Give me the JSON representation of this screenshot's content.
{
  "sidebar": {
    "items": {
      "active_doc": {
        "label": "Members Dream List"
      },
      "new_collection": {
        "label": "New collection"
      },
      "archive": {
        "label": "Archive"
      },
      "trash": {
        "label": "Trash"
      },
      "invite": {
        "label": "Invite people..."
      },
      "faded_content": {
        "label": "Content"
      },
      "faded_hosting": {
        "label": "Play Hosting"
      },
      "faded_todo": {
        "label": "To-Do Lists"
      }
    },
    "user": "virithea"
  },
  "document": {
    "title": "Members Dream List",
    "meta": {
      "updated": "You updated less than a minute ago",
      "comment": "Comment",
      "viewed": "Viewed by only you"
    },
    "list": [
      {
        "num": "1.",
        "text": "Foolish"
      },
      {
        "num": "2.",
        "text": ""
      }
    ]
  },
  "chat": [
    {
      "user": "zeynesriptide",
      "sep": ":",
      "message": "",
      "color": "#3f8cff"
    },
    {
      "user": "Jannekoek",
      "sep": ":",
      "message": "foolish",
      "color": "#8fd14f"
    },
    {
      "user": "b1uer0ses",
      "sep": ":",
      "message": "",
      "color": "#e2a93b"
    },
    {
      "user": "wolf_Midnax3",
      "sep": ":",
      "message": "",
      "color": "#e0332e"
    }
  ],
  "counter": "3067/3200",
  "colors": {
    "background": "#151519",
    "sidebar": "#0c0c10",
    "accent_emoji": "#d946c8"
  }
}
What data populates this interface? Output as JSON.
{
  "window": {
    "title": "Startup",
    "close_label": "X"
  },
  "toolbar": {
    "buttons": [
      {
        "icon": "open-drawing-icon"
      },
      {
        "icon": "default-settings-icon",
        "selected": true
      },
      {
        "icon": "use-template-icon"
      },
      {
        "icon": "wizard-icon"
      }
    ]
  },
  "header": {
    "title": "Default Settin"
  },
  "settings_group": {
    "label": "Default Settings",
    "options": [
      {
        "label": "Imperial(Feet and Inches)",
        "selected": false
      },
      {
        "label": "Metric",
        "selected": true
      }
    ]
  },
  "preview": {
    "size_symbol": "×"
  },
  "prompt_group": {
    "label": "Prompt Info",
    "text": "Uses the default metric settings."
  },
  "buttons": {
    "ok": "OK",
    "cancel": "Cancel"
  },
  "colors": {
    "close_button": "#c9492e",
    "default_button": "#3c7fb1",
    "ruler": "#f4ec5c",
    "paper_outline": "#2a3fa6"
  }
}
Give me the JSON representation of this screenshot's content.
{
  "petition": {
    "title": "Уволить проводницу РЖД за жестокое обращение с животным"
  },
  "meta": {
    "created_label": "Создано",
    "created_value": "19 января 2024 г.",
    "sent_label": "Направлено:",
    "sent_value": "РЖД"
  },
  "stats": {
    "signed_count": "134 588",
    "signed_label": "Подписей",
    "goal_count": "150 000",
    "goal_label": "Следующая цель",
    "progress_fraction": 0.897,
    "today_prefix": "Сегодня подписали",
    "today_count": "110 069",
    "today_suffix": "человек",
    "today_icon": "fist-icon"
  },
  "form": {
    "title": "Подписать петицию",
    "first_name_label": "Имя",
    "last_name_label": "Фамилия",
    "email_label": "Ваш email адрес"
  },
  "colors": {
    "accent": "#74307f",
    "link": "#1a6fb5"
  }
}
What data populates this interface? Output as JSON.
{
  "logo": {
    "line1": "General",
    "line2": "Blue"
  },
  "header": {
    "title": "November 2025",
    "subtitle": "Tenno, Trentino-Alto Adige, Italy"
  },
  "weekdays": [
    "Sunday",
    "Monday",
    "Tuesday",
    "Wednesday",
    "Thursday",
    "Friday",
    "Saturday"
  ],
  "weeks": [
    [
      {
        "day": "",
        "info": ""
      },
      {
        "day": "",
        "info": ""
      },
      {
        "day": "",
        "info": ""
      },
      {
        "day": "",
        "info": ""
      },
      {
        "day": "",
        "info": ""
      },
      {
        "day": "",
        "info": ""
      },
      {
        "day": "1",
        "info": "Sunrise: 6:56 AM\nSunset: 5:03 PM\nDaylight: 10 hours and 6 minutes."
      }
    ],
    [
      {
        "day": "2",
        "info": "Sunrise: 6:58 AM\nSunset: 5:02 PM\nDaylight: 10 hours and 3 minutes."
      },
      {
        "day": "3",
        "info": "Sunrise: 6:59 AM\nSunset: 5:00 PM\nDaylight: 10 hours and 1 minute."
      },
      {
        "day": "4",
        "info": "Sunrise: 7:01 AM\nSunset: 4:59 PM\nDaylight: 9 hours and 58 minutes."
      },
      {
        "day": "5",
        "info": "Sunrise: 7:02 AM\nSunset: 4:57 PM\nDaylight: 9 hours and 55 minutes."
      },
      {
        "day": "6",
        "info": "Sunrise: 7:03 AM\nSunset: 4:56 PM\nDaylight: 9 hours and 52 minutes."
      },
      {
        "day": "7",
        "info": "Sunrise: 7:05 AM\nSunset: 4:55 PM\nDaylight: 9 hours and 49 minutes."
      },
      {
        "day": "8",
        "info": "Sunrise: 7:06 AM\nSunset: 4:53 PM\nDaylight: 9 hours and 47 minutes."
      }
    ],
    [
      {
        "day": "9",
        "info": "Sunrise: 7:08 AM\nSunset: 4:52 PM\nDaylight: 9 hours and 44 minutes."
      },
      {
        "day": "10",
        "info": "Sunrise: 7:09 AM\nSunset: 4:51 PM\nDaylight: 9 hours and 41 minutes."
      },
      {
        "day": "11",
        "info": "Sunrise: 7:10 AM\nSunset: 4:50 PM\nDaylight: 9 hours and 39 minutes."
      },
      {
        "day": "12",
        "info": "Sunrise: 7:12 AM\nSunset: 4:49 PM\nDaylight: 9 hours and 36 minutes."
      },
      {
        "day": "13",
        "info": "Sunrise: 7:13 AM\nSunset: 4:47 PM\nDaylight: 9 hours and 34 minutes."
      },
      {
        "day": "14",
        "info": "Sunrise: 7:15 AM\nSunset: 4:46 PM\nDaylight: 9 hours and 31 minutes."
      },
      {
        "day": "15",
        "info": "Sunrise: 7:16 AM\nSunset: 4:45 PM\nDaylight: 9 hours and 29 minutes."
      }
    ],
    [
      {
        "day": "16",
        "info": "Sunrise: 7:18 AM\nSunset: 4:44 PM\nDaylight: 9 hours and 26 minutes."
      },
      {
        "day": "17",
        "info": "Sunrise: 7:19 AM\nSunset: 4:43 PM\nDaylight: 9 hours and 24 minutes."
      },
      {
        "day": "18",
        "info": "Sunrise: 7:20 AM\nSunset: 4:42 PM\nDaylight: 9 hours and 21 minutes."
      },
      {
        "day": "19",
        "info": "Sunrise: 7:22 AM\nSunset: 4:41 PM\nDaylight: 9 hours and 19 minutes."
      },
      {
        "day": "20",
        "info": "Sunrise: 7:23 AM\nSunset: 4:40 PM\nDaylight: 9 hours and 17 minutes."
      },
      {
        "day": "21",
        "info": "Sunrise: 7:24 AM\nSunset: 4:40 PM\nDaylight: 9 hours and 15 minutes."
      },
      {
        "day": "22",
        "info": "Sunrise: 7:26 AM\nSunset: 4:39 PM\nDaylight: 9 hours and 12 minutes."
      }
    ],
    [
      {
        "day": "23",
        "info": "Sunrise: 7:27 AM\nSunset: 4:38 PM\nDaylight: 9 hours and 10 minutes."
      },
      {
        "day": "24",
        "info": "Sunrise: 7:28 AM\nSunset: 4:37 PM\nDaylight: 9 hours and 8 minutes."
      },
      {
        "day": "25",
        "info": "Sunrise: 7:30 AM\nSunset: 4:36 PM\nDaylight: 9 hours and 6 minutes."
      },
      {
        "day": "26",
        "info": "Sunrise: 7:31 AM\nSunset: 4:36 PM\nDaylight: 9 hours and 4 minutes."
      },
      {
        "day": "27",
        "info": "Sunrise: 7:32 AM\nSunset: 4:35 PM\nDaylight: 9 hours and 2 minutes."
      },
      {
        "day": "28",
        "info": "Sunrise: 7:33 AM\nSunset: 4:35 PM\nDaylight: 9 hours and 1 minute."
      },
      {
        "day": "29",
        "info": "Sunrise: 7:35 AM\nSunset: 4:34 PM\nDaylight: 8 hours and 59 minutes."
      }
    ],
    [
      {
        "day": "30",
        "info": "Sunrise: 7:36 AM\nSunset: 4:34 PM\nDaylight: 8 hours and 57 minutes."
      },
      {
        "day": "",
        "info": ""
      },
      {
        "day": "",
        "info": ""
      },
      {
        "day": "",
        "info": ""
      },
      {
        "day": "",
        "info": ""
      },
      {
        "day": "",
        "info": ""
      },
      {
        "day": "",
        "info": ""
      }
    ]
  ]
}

• • • • •

> [EXERCISE DESCRIPTION]: Copy out every line of the material above that mentions the word "user".

> [WRITTEN RESPONSE]:
    "user": "virithea"
      "user": "zeynesriptide",
      "user": "Jannekoek",
      "user": "b1uer0ses",
      "user": "wolf_Midnax3",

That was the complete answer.